** BEGIN **
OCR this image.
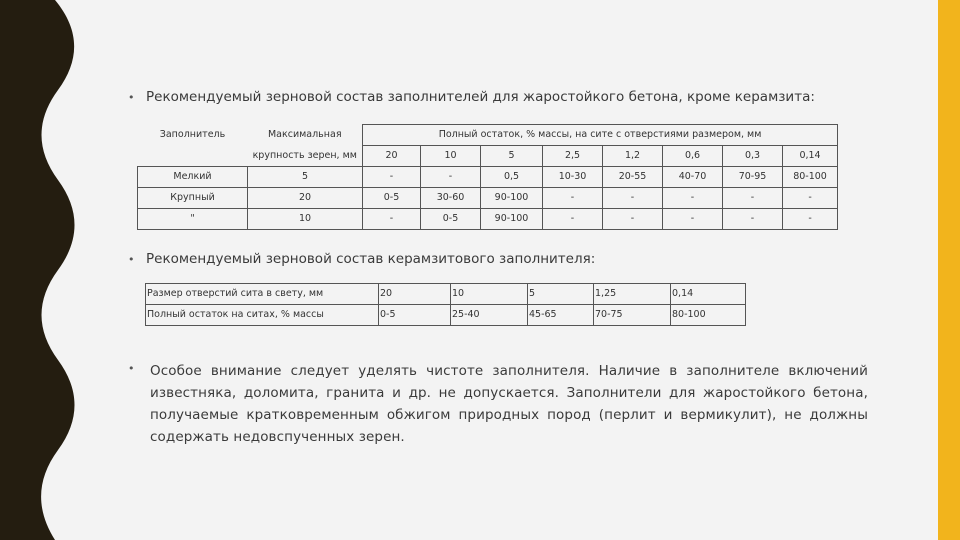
• Рекомендуемый зерновой состав заполнителей для жаростойкого бетона, кроме керамзита:
Заполнитель	Максимальная	Полный остаток, % массы, на сите с отверстиями размером, мм							
	крупность зерен, мм	20	10	5	2,5	1,2	0,6	0,3	0,14
Мелкий	5	-	-	0,5	10-30	20-55	40-70	70-95	80-100
Крупный	20	0-5	30-60	90-100	-	-	-	-	-
"	10	-	0-5	90-100	-	-	-	-	-
• Рекомендуемый зерновой состав керамзитового заполнителя:
Размер отверстий сита в свету, мм	20	10	5	1,25	0,14
Полный остаток на ситах, % массы	0-5	25-40	45-65	70-75	80-100
•	Особое внимание следует уделять чистоте заполнителя. Наличие в заполнителе включений известняка, доломита, гранита и др. не допускается. Заполнители для жаростойкого бетона, получаемые кратковременным обжигом природных пород (перлит и вермикулит), не должны содержать недовспученных зерен.
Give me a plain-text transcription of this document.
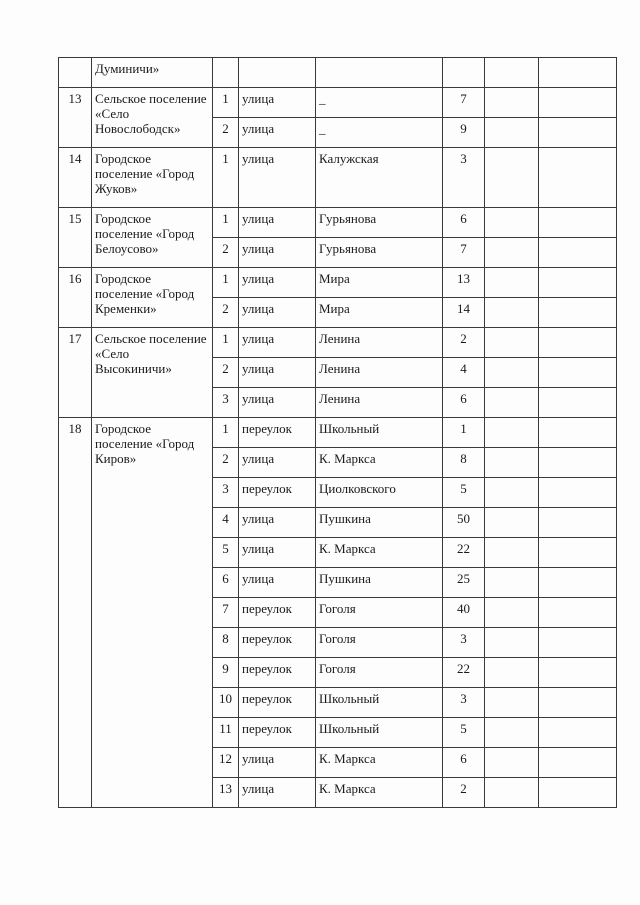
	Думиничи»						
13	Сельское поселение «Село Новослободск»	1	улица	_	7		
		2	улица	_	9		
14	Городское поселение «Город Жуков»	1	улица	Калужская	3		
15	Городское поселение «Город Белоусово»	1	улица	Гурьянова	6		
		2	улица	Гурьянова	7		
16	Городское поселение «Город Кременки»	1	улица	Мира	13		
		2	улица	Мира	14		
17	Сельское поселение «Село Высокиничи»	1	улица	Ленина	2		
		2	улица	Ленина	4		
		3	улица	Ленина	6		
18	Городское поселение «Город Киров»	1	переулок	Школьный	1		
		2	улица	К. Маркса	8		
		3	переулок	Циолковского	5		
		4	улица	Пушкина	50		
		5	улица	К. Маркса	22		
		6	улица	Пушкина	25		
		7	переулок	Гоголя	40		
		8	переулок	Гоголя	3		
		9	переулок	Гоголя	22		
		10	переулок	Школьный	3		
		11	переулок	Школьный	5		
		12	улица	К. Маркса	6		
		13	улица	К. Маркса	2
** END **
### Work required
Copy the records above exactly, omitting every picture.

### Task response
OCR this image.
• Рекомендуемый зерновой состав заполнителей для жаростойкого бетона, кроме керамзита:
Заполнитель	Максимальная	Полный остаток, % массы, на сите с отверстиями размером, мм							
	крупность зерен, мм	20	10	5	2,5	1,2	0,6	0,3	0,14
Мелкий	5	-	-	0,5	10-30	20-55	40-70	70-95	80-100
Крупный	20	0-5	30-60	90-100	-	-	-	-	-
"	10	-	0-5	90-100	-	-	-	-	-
• Рекомендуемый зерновой состав керамзитового заполнителя:
Размер отверстий сита в свету, мм	20	10	5	1,25	0,14
Полный остаток на ситах, % массы	0-5	25-40	45-65	70-75	80-100
•	Особое внимание следует уделять чистоте заполнителя. Наличие в заполнителе включений известняка, доломита, гранита и др. не допускается. Заполнители для жаростойкого бетона, получаемые кратковременным обжигом природных пород (перлит и вермикулит), не должны содержать недовспученных зерен.
Give me a plain-text transcription of this document.
	Думиничи»						
13	Сельское поселение «Село Новослободск»	1	улица	_	7		
		2	улица	_	9		
14	Городское поселение «Город Жуков»	1	улица	Калужская	3		
15	Городское поселение «Город Белоусово»	1	улица	Гурьянова	6		
		2	улица	Гурьянова	7		
16	Городское поселение «Город Кременки»	1	улица	Мира	13		
		2	улица	Мира	14		
17	Сельское поселение «Село Высокиничи»	1	улица	Ленина	2		
		2	улица	Ленина	4		
		3	улица	Ленина	6		
18	Городское поселение «Город Киров»	1	переулок	Школьный	1		
		2	улица	К. Маркса	8		
		3	переулок	Циолковского	5		
		4	улица	Пушкина	50		
		5	улица	К. Маркса	22		
		6	улица	Пушкина	25		
		7	переулок	Гоголя	40		
		8	переулок	Гоголя	3		
		9	переулок	Гоголя	22		
		10	переулок	Школьный	3		
		11	переулок	Школьный	5		
		12	улица	К. Маркса	6		
		13	улица	К. Маркса	2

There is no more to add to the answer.